| Records for processing |
· · · · ·
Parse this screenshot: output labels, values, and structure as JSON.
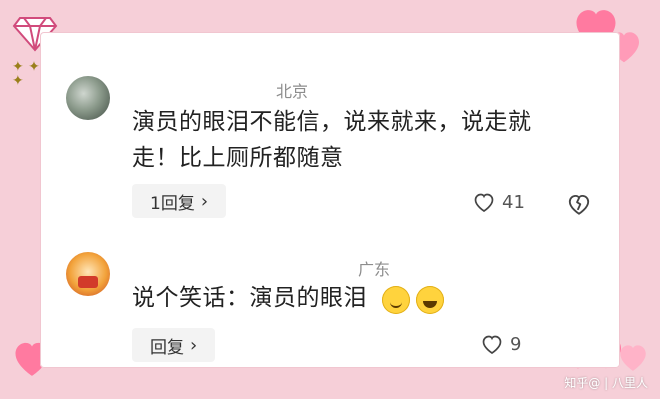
{
  "comments": [
    {
      "location": "北京",
      "text": "演员的眼泪不能信，说来就来，说走就走！比上厕所都随意",
      "reply": {
        "label": "1回复"
      },
      "likes": "41"
    },
    {
      "location": "广东",
      "text": "说个笑话：演员的眼泪",
      "reply": {
        "label": "回复"
      },
      "likes": "9"
    }
  ],
  "colors": {
    "background": "#f6cfd8",
    "card": "#ffffff",
    "text": "#222222",
    "muted": "#8d8d8d",
    "accent": "#ff6f9b"
  },
  "watermark": "知乎@ | 八里人",
  "icons": {
    "heart": "heart-icon",
    "broken_heart": "broken-heart-icon",
    "chevron": "chevron-right-icon"
  }
}
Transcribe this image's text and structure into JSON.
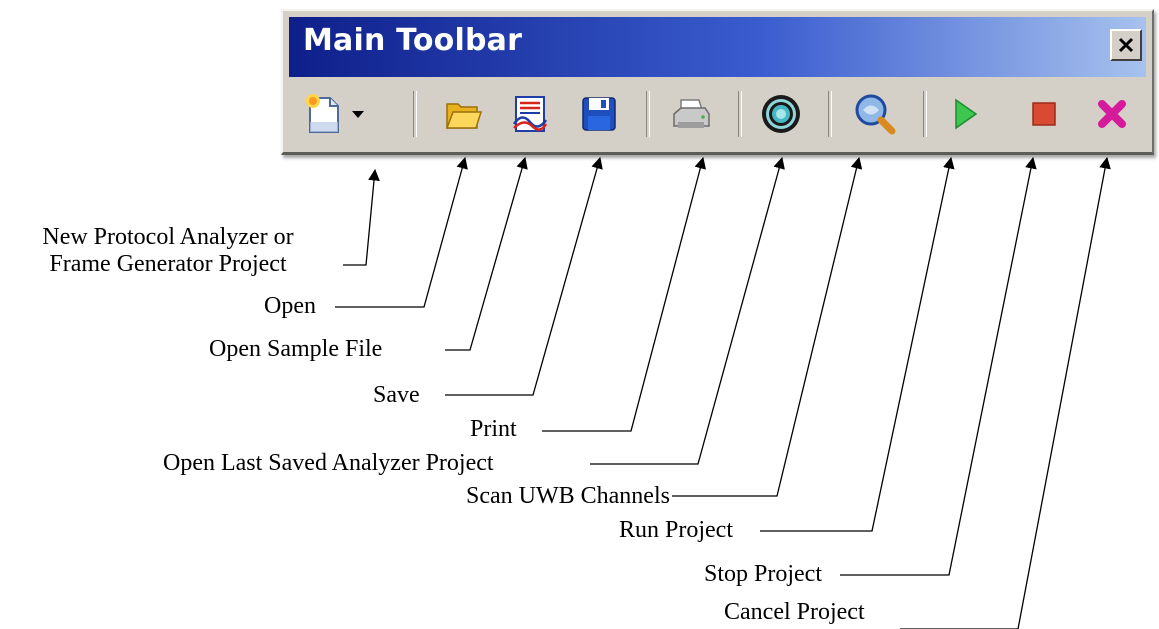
{
  "toolbar": {
    "title": "Main Toolbar",
    "close_symbol": "×",
    "buttons": [
      {
        "name": "new-project-button",
        "icon": "new-document-icon"
      },
      {
        "name": "new-project-dropdown",
        "icon": "chevron-down-icon"
      },
      {
        "name": "open-button",
        "icon": "folder-icon"
      },
      {
        "name": "open-sample-file-button",
        "icon": "sample-file-icon"
      },
      {
        "name": "save-button",
        "icon": "floppy-disk-icon"
      },
      {
        "name": "print-button",
        "icon": "printer-icon"
      },
      {
        "name": "open-last-saved-button",
        "icon": "target-icon"
      },
      {
        "name": "scan-uwb-channels-button",
        "icon": "magnifier-icon"
      },
      {
        "name": "run-project-button",
        "icon": "play-icon"
      },
      {
        "name": "stop-project-button",
        "icon": "stop-icon"
      },
      {
        "name": "cancel-project-button",
        "icon": "cancel-x-icon"
      }
    ],
    "colors": {
      "title_start": "#0e1f8a",
      "title_end": "#a7c2ee",
      "face": "#d4d0c8",
      "play": "#39c24a",
      "stop": "#d94a33",
      "cancel": "#d61a9c"
    }
  },
  "callouts": {
    "new_project_line1": "New Protocol Analyzer or",
    "new_project_line2": "Frame Generator Project",
    "open": "Open",
    "open_sample_file": "Open Sample File",
    "save": "Save",
    "print": "Print",
    "open_last_saved": "Open Last Saved Analyzer Project",
    "scan_uwb": "Scan UWB Channels",
    "run_project": "Run Project",
    "stop_project": "Stop Project",
    "cancel_project": "Cancel Project"
  }
}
· · · · ·
| Stated goal |
Restate the full listing verbatim and drop every picture.

| Result below |
Parse this screenshot: output labels, values, and structure as JSON.
{
  "comments": [
    {
      "location": "北京",
      "text": "演员的眼泪不能信，说来就来，说走就走！比上厕所都随意",
      "reply": {
        "label": "1回复"
      },
      "likes": "41"
    },
    {
      "location": "广东",
      "text": "说个笑话：演员的眼泪",
      "reply": {
        "label": "回复"
      },
      "likes": "9"
    }
  ],
  "colors": {
    "background": "#f6cfd8",
    "card": "#ffffff",
    "text": "#222222",
    "muted": "#8d8d8d",
    "accent": "#ff6f9b"
  },
  "watermark": "知乎@ | 八里人",
  "icons": {
    "heart": "heart-icon",
    "broken_heart": "broken-heart-icon",
    "chevron": "chevron-right-icon"
  }
}
Transcribe this image's text and structure into JSON.
{
  "toolbar": {
    "title": "Main Toolbar",
    "close_symbol": "×",
    "buttons": [
      {
        "name": "new-project-button",
        "icon": "new-document-icon"
      },
      {
        "name": "new-project-dropdown",
        "icon": "chevron-down-icon"
      },
      {
        "name": "open-button",
        "icon": "folder-icon"
      },
      {
        "name": "open-sample-file-button",
        "icon": "sample-file-icon"
      },
      {
        "name": "save-button",
        "icon": "floppy-disk-icon"
      },
      {
        "name": "print-button",
        "icon": "printer-icon"
      },
      {
        "name": "open-last-saved-button",
        "icon": "target-icon"
      },
      {
        "name": "scan-uwb-channels-button",
        "icon": "magnifier-icon"
      },
      {
        "name": "run-project-button",
        "icon": "play-icon"
      },
      {
        "name": "stop-project-button",
        "icon": "stop-icon"
      },
      {
        "name": "cancel-project-button",
        "icon": "cancel-x-icon"
      }
    ],
    "colors": {
      "title_start": "#0e1f8a",
      "title_end": "#a7c2ee",
      "face": "#d4d0c8",
      "play": "#39c24a",
      "stop": "#d94a33",
      "cancel": "#d61a9c"
    }
  },
  "callouts": {
    "new_project_line1": "New Protocol Analyzer or",
    "new_project_line2": "Frame Generator Project",
    "open": "Open",
    "open_sample_file": "Open Sample File",
    "save": "Save",
    "print": "Print",
    "open_last_saved": "Open Last Saved Analyzer Project",
    "scan_uwb": "Scan UWB Channels",
    "run_project": "Run Project",
    "stop_project": "Stop Project",
    "cancel_project": "Cancel Project"
  }
}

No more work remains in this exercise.